Supplied entries.
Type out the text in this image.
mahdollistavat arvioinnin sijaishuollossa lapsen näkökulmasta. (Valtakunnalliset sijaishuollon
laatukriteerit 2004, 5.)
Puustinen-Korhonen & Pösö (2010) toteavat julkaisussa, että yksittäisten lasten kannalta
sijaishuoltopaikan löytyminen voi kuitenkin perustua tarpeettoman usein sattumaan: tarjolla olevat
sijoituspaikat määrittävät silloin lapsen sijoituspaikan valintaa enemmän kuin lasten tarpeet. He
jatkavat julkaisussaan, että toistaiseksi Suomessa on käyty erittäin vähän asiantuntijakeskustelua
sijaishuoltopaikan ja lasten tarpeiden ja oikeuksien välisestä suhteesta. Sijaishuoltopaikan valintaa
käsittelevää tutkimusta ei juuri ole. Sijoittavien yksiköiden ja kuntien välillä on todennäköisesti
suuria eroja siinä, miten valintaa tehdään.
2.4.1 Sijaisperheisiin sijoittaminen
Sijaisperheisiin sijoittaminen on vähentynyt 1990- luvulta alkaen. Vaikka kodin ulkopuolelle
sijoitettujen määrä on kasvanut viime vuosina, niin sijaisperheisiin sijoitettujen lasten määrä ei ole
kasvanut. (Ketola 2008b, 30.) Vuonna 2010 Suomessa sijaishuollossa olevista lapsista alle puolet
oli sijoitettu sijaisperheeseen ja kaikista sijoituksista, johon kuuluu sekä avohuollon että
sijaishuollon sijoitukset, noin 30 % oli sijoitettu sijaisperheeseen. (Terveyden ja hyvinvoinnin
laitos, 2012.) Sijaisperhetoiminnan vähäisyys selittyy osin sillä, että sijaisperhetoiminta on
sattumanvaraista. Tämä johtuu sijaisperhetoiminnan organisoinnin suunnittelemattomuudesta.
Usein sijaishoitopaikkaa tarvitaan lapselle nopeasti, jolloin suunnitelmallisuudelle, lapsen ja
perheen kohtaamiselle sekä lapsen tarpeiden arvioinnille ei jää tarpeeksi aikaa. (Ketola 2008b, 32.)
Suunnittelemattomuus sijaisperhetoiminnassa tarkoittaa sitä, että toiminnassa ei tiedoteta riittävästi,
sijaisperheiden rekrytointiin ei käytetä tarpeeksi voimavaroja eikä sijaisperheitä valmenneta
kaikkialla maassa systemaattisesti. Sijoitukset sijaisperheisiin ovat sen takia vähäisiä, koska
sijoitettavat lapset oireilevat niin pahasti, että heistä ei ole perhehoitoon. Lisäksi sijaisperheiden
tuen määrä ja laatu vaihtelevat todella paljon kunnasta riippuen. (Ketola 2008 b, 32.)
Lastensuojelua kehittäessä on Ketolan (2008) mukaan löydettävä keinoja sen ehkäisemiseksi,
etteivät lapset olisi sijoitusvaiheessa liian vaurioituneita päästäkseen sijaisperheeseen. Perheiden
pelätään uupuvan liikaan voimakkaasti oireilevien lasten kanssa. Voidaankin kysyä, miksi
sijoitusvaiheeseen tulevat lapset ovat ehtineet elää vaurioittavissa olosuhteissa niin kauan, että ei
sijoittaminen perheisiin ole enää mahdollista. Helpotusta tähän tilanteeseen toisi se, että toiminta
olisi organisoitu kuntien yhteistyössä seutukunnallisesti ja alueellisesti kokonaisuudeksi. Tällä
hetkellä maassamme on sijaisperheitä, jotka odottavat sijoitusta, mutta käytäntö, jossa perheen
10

Task prompt.
Print the material above once more, exactly.

Exercise answer.
Type out the text in this image.
mahdollistavat arvioinnin sijaishuollossa lapsen näkökulmasta. (Valtakunnalliset sijaishuollon
laatukriteerit 2004, 5.)
Puustinen-Korhonen & Pösö (2010) toteavat julkaisussa, että yksittäisten lasten kannalta
sijaishuoltopaikan löytyminen voi kuitenkin perustua tarpeettoman usein sattumaan: tarjolla olevat
sijoituspaikat määrittävät silloin lapsen sijoituspaikan valintaa enemmän kuin lasten tarpeet. He
jatkavat julkaisussaan, että toistaiseksi Suomessa on käyty erittäin vähän asiantuntijakeskustelua
sijaishuoltopaikan ja lasten tarpeiden ja oikeuksien välisestä suhteesta. Sijaishuoltopaikan valintaa
käsittelevää tutkimusta ei juuri ole. Sijoittavien yksiköiden ja kuntien välillä on todennäköisesti
suuria eroja siinä, miten valintaa tehdään.
2.4.1 Sijaisperheisiin sijoittaminen
Sijaisperheisiin sijoittaminen on vähentynyt 1990- luvulta alkaen. Vaikka kodin ulkopuolelle
sijoitettujen määrä on kasvanut viime vuosina, niin sijaisperheisiin sijoitettujen lasten määrä ei ole
kasvanut. (Ketola 2008b, 30.) Vuonna 2010 Suomessa sijaishuollossa olevista lapsista alle puolet
oli sijoitettu sijaisperheeseen ja kaikista sijoituksista, johon kuuluu sekä avohuollon että
sijaishuollon sijoitukset, noin 30 % oli sijoitettu sijaisperheeseen. (Terveyden ja hyvinvoinnin
laitos, 2012.) Sijaisperhetoiminnan vähäisyys selittyy osin sillä, että sijaisperhetoiminta on
sattumanvaraista. Tämä johtuu sijaisperhetoiminnan organisoinnin suunnittelemattomuudesta.
Usein sijaishoitopaikkaa tarvitaan lapselle nopeasti, jolloin suunnitelmallisuudelle, lapsen ja
perheen kohtaamiselle sekä lapsen tarpeiden arvioinnille ei jää tarpeeksi aikaa. (Ketola 2008b, 32.)
Suunnittelemattomuus sijaisperhetoiminnassa tarkoittaa sitä, että toiminnassa ei tiedoteta riittävästi,
sijaisperheiden rekrytointiin ei käytetä tarpeeksi voimavaroja eikä sijaisperheitä valmenneta
kaikkialla maassa systemaattisesti. Sijoitukset sijaisperheisiin ovat sen takia vähäisiä, koska
sijoitettavat lapset oireilevat niin pahasti, että heistä ei ole perhehoitoon. Lisäksi sijaisperheiden
tuen määrä ja laatu vaihtelevat todella paljon kunnasta riippuen. (Ketola 2008 b, 32.)
Lastensuojelua kehittäessä on Ketolan (2008) mukaan löydettävä keinoja sen ehkäisemiseksi,
etteivät lapset olisi sijoitusvaiheessa liian vaurioituneita päästäkseen sijaisperheeseen. Perheiden
pelätään uupuvan liikaan voimakkaasti oireilevien lasten kanssa. Voidaankin kysyä, miksi
sijoitusvaiheeseen tulevat lapset ovat ehtineet elää vaurioittavissa olosuhteissa niin kauan, että ei
sijoittaminen perheisiin ole enää mahdollista. Helpotusta tähän tilanteeseen toisi se, että toiminta
olisi organisoitu kuntien yhteistyössä seutukunnallisesti ja alueellisesti kokonaisuudeksi. Tällä
hetkellä maassamme on sijaisperheitä, jotka odottavat sijoitusta, mutta käytäntö, jossa perheen
10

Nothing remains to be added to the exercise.